* [GIVEN INSTRUCTION]:
Each line that follows is to be retyped exactly.

Collected data
-- START --

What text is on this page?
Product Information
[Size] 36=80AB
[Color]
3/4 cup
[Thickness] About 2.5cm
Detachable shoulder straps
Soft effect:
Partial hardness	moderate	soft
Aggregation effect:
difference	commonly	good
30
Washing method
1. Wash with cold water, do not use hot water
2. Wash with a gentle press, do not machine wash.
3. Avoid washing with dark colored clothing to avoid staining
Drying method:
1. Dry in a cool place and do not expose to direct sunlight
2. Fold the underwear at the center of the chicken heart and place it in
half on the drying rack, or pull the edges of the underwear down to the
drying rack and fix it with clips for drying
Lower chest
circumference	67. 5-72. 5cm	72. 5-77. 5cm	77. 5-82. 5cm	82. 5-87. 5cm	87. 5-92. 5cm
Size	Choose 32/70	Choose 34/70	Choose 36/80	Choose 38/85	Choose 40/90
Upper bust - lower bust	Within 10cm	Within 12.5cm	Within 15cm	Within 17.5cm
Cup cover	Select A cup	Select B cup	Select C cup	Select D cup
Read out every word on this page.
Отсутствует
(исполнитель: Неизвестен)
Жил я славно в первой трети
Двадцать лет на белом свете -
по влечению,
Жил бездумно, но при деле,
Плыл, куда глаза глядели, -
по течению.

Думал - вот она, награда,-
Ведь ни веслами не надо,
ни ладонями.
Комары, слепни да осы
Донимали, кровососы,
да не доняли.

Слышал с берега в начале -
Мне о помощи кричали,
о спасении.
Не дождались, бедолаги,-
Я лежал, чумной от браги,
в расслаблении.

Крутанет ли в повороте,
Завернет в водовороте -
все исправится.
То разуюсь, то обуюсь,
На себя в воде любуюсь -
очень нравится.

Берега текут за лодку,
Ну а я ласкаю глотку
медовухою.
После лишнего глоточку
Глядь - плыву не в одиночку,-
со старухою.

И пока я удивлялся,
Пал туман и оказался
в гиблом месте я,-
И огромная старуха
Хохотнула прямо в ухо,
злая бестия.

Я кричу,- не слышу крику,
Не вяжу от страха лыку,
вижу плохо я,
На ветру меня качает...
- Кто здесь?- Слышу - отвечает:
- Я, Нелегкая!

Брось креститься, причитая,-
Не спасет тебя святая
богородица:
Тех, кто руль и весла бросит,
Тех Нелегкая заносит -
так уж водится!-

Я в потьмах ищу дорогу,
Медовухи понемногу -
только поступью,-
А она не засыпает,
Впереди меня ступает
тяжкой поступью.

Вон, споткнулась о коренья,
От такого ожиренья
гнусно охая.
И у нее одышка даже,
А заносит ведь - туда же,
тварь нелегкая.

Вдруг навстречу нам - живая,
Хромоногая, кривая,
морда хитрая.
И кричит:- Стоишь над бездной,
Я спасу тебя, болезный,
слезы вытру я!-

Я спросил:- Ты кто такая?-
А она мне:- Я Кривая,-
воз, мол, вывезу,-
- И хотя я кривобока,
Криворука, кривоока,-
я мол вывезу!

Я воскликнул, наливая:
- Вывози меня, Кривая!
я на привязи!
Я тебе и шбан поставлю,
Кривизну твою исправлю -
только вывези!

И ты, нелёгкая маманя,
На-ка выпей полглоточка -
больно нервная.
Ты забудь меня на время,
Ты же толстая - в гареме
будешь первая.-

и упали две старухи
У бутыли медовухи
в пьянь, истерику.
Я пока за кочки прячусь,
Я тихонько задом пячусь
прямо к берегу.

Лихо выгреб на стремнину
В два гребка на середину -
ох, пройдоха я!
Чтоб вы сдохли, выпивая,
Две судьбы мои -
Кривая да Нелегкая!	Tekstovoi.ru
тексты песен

-- END --

* [SOLUTION TO THE PROBLEM]:
What text is on this page?
Product Information
[Size] 36=80AB
[Color]
3/4 cup
[Thickness] About 2.5cm
Detachable shoulder straps
Soft effect:
Partial hardness	moderate	soft
Aggregation effect:
difference	commonly	good
30
Washing method
1. Wash with cold water, do not use hot water
2. Wash with a gentle press, do not machine wash.
3. Avoid washing with dark colored clothing to avoid staining
Drying method:
1. Dry in a cool place and do not expose to direct sunlight
2. Fold the underwear at the center of the chicken heart and place it in
half on the drying rack, or pull the edges of the underwear down to the
drying rack and fix it with clips for drying
Lower chest
circumference	67. 5-72. 5cm	72. 5-77. 5cm	77. 5-82. 5cm	82. 5-87. 5cm	87. 5-92. 5cm
Size	Choose 32/70	Choose 34/70	Choose 36/80	Choose 38/85	Choose 40/90
Upper bust - lower bust	Within 10cm	Within 12.5cm	Within 15cm	Within 17.5cm
Cup cover	Select A cup	Select B cup	Select C cup	Select D cup
Read out every word on this page.
Отсутствует
(исполнитель: Неизвестен)
Жил я славно в первой трети
Двадцать лет на белом свете -
по влечению,
Жил бездумно, но при деле,
Плыл, куда глаза глядели, -
по течению.

Думал - вот она, награда,-
Ведь ни веслами не надо,
ни ладонями.
Комары, слепни да осы
Донимали, кровососы,
да не доняли.

Слышал с берега в начале -
Мне о помощи кричали,
о спасении.
Не дождались, бедолаги,-
Я лежал, чумной от браги,
в расслаблении.

Крутанет ли в повороте,
Завернет в водовороте -
все исправится.
То разуюсь, то обуюсь,
На себя в воде любуюсь -
очень нравится.

Берега текут за лодку,
Ну а я ласкаю глотку
медовухою.
После лишнего глоточку
Глядь - плыву не в одиночку,-
со старухою.

И пока я удивлялся,
Пал туман и оказался
в гиблом месте я,-
И огромная старуха
Хохотнула прямо в ухо,
злая бестия.

Я кричу,- не слышу крику,
Не вяжу от страха лыку,
вижу плохо я,
На ветру меня качает...
- Кто здесь?- Слышу - отвечает:
- Я, Нелегкая!

Брось креститься, причитая,-
Не спасет тебя святая
богородица:
Тех, кто руль и весла бросит,
Тех Нелегкая заносит -
так уж водится!-

Я в потьмах ищу дорогу,
Медовухи понемногу -
только поступью,-
А она не засыпает,
Впереди меня ступает
тяжкой поступью.

Вон, споткнулась о коренья,
От такого ожиренья
гнусно охая.
И у нее одышка даже,
А заносит ведь - туда же,
тварь нелегкая.

Вдруг навстречу нам - живая,
Хромоногая, кривая,
морда хитрая.
И кричит:- Стоишь над бездной,
Я спасу тебя, болезный,
слезы вытру я!-

Я спросил:- Ты кто такая?-
А она мне:- Я Кривая,-
воз, мол, вывезу,-
- И хотя я кривобока,
Криворука, кривоока,-
я мол вывезу!

Я воскликнул, наливая:
- Вывози меня, Кривая!
я на привязи!
Я тебе и шбан поставлю,
Кривизну твою исправлю -
только вывези!

И ты, нелёгкая маманя,
На-ка выпей полглоточка -
больно нервная.
Ты забудь меня на время,
Ты же толстая - в гареме
будешь первая.-

и упали две старухи
У бутыли медовухи
в пьянь, истерику.
Я пока за кочки прячусь,
Я тихонько задом пячусь
прямо к берегу.

Лихо выгреб на стремнину
В два гребка на середину -
ох, пройдоха я!
Чтоб вы сдохли, выпивая,
Две судьбы мои -
Кривая да Нелегкая!	Tekstovoi.ru
тексты песен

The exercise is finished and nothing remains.